<<<<
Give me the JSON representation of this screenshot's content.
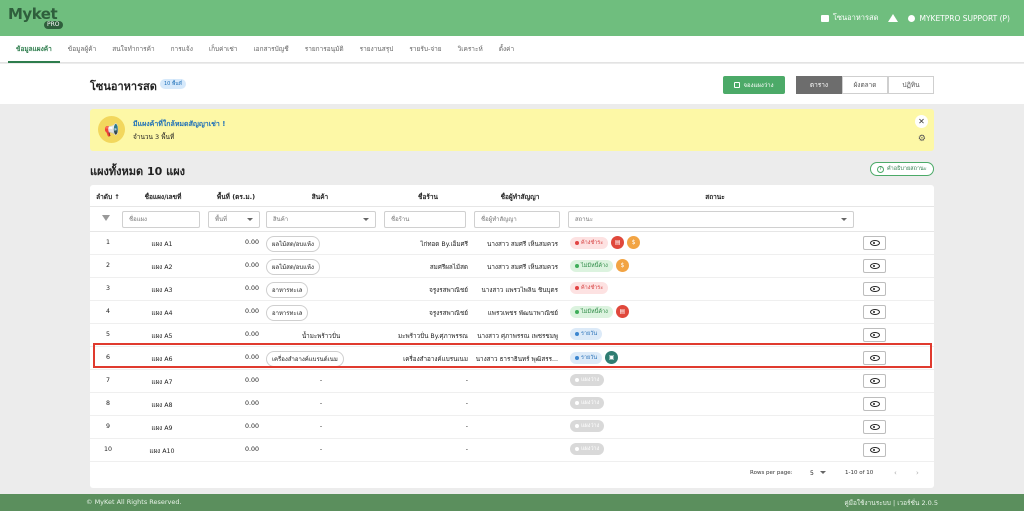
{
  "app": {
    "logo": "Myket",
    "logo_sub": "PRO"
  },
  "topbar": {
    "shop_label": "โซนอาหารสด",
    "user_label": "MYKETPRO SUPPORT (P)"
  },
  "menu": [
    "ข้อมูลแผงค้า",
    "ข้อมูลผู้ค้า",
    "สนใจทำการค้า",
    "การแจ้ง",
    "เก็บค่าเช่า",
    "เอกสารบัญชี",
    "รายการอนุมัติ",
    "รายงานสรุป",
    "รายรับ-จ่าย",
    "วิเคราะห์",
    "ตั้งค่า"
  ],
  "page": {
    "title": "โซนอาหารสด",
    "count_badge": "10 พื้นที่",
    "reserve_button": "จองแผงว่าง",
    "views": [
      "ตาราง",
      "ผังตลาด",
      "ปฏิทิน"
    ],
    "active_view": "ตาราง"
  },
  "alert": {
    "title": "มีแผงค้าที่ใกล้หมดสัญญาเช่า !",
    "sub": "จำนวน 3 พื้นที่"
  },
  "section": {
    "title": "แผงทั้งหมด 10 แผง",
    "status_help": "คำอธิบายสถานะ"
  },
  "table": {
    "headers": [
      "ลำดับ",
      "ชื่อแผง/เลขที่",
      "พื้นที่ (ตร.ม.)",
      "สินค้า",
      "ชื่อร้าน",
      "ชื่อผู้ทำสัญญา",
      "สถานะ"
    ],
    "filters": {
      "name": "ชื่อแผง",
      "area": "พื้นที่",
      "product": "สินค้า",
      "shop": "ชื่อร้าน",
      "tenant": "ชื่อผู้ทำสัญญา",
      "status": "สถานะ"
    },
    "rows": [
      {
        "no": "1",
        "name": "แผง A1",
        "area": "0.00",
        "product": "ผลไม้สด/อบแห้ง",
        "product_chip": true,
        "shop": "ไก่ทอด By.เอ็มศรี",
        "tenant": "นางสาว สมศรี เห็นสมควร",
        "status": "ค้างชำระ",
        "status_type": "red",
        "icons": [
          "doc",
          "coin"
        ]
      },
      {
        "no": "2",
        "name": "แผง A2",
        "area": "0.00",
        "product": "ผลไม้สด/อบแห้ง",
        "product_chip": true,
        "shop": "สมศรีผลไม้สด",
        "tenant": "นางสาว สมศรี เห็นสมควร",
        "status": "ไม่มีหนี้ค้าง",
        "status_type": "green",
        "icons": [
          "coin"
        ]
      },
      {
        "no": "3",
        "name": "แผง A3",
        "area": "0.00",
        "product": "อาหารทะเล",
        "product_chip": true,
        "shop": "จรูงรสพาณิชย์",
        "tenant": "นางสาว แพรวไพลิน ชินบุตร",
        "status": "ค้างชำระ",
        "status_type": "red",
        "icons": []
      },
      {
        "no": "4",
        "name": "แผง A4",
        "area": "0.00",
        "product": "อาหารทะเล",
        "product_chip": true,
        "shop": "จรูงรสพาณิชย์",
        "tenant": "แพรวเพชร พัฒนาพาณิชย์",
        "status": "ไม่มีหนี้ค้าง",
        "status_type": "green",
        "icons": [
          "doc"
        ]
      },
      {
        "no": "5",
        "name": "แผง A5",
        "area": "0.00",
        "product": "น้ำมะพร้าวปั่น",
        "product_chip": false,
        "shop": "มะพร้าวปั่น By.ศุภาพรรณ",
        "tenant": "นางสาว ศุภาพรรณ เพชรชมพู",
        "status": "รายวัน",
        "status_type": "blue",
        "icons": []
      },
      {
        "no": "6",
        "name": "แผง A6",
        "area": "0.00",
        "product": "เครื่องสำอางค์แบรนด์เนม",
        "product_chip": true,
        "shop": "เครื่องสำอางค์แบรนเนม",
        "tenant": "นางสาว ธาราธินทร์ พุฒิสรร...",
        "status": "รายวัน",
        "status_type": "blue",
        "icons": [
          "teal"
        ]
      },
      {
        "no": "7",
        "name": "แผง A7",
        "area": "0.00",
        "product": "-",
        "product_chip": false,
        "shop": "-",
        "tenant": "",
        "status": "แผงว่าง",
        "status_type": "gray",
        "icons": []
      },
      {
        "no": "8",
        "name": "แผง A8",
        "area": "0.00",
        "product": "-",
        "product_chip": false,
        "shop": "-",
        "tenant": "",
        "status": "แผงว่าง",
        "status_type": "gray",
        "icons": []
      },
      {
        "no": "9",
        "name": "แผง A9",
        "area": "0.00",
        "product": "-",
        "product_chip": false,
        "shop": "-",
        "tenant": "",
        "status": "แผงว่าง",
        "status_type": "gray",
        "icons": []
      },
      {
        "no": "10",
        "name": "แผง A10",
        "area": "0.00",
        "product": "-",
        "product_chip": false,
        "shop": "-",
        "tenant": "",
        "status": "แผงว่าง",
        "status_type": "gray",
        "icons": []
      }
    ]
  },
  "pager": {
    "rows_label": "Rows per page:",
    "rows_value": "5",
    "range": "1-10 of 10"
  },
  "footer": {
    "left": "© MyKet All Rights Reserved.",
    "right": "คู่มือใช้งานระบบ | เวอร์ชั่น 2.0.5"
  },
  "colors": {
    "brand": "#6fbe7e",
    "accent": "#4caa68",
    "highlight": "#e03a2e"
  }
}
>>>>
Written problem — Each entry above should be reproduced exactly, with the pictures removed.

Exercise answer —
Give me the JSON representation of this screenshot's content.
{
  "app": {
    "logo": "Myket",
    "logo_sub": "PRO"
  },
  "topbar": {
    "shop_label": "โซนอาหารสด",
    "user_label": "MYKETPRO SUPPORT (P)"
  },
  "menu": [
    "ข้อมูลแผงค้า",
    "ข้อมูลผู้ค้า",
    "สนใจทำการค้า",
    "การแจ้ง",
    "เก็บค่าเช่า",
    "เอกสารบัญชี",
    "รายการอนุมัติ",
    "รายงานสรุป",
    "รายรับ-จ่าย",
    "วิเคราะห์",
    "ตั้งค่า"
  ],
  "page": {
    "title": "โซนอาหารสด",
    "count_badge": "10 พื้นที่",
    "reserve_button": "จองแผงว่าง",
    "views": [
      "ตาราง",
      "ผังตลาด",
      "ปฏิทิน"
    ],
    "active_view": "ตาราง"
  },
  "alert": {
    "title": "มีแผงค้าที่ใกล้หมดสัญญาเช่า !",
    "sub": "จำนวน 3 พื้นที่"
  },
  "section": {
    "title": "แผงทั้งหมด 10 แผง",
    "status_help": "คำอธิบายสถานะ"
  },
  "table": {
    "headers": [
      "ลำดับ",
      "ชื่อแผง/เลขที่",
      "พื้นที่ (ตร.ม.)",
      "สินค้า",
      "ชื่อร้าน",
      "ชื่อผู้ทำสัญญา",
      "สถานะ"
    ],
    "filters": {
      "name": "ชื่อแผง",
      "area": "พื้นที่",
      "product": "สินค้า",
      "shop": "ชื่อร้าน",
      "tenant": "ชื่อผู้ทำสัญญา",
      "status": "สถานะ"
    },
    "rows": [
      {
        "no": "1",
        "name": "แผง A1",
        "area": "0.00",
        "product": "ผลไม้สด/อบแห้ง",
        "product_chip": true,
        "shop": "ไก่ทอด By.เอ็มศรี",
        "tenant": "นางสาว สมศรี เห็นสมควร",
        "status": "ค้างชำระ",
        "status_type": "red",
        "icons": [
          "doc",
          "coin"
        ]
      },
      {
        "no": "2",
        "name": "แผง A2",
        "area": "0.00",
        "product": "ผลไม้สด/อบแห้ง",
        "product_chip": true,
        "shop": "สมศรีผลไม้สด",
        "tenant": "นางสาว สมศรี เห็นสมควร",
        "status": "ไม่มีหนี้ค้าง",
        "status_type": "green",
        "icons": [
          "coin"
        ]
      },
      {
        "no": "3",
        "name": "แผง A3",
        "area": "0.00",
        "product": "อาหารทะเล",
        "product_chip": true,
        "shop": "จรูงรสพาณิชย์",
        "tenant": "นางสาว แพรวไพลิน ชินบุตร",
        "status": "ค้างชำระ",
        "status_type": "red",
        "icons": []
      },
      {
        "no": "4",
        "name": "แผง A4",
        "area": "0.00",
        "product": "อาหารทะเล",
        "product_chip": true,
        "shop": "จรูงรสพาณิชย์",
        "tenant": "แพรวเพชร พัฒนาพาณิชย์",
        "status": "ไม่มีหนี้ค้าง",
        "status_type": "green",
        "icons": [
          "doc"
        ]
      },
      {
        "no": "5",
        "name": "แผง A5",
        "area": "0.00",
        "product": "น้ำมะพร้าวปั่น",
        "product_chip": false,
        "shop": "มะพร้าวปั่น By.ศุภาพรรณ",
        "tenant": "นางสาว ศุภาพรรณ เพชรชมพู",
        "status": "รายวัน",
        "status_type": "blue",
        "icons": []
      },
      {
        "no": "6",
        "name": "แผง A6",
        "area": "0.00",
        "product": "เครื่องสำอางค์แบรนด์เนม",
        "product_chip": true,
        "shop": "เครื่องสำอางค์แบรนเนม",
        "tenant": "นางสาว ธาราธินทร์ พุฒิสรร...",
        "status": "รายวัน",
        "status_type": "blue",
        "icons": [
          "teal"
        ]
      },
      {
        "no": "7",
        "name": "แผง A7",
        "area": "0.00",
        "product": "-",
        "product_chip": false,
        "shop": "-",
        "tenant": "",
        "status": "แผงว่าง",
        "status_type": "gray",
        "icons": []
      },
      {
        "no": "8",
        "name": "แผง A8",
        "area": "0.00",
        "product": "-",
        "product_chip": false,
        "shop": "-",
        "tenant": "",
        "status": "แผงว่าง",
        "status_type": "gray",
        "icons": []
      },
      {
        "no": "9",
        "name": "แผง A9",
        "area": "0.00",
        "product": "-",
        "product_chip": false,
        "shop": "-",
        "tenant": "",
        "status": "แผงว่าง",
        "status_type": "gray",
        "icons": []
      },
      {
        "no": "10",
        "name": "แผง A10",
        "area": "0.00",
        "product": "-",
        "product_chip": false,
        "shop": "-",
        "tenant": "",
        "status": "แผงว่าง",
        "status_type": "gray",
        "icons": []
      }
    ]
  },
  "pager": {
    "rows_label": "Rows per page:",
    "rows_value": "5",
    "range": "1-10 of 10"
  },
  "footer": {
    "left": "© MyKet All Rights Reserved.",
    "right": "คู่มือใช้งานระบบ | เวอร์ชั่น 2.0.5"
  },
  "colors": {
    "brand": "#6fbe7e",
    "accent": "#4caa68",
    "highlight": "#e03a2e"
  }
}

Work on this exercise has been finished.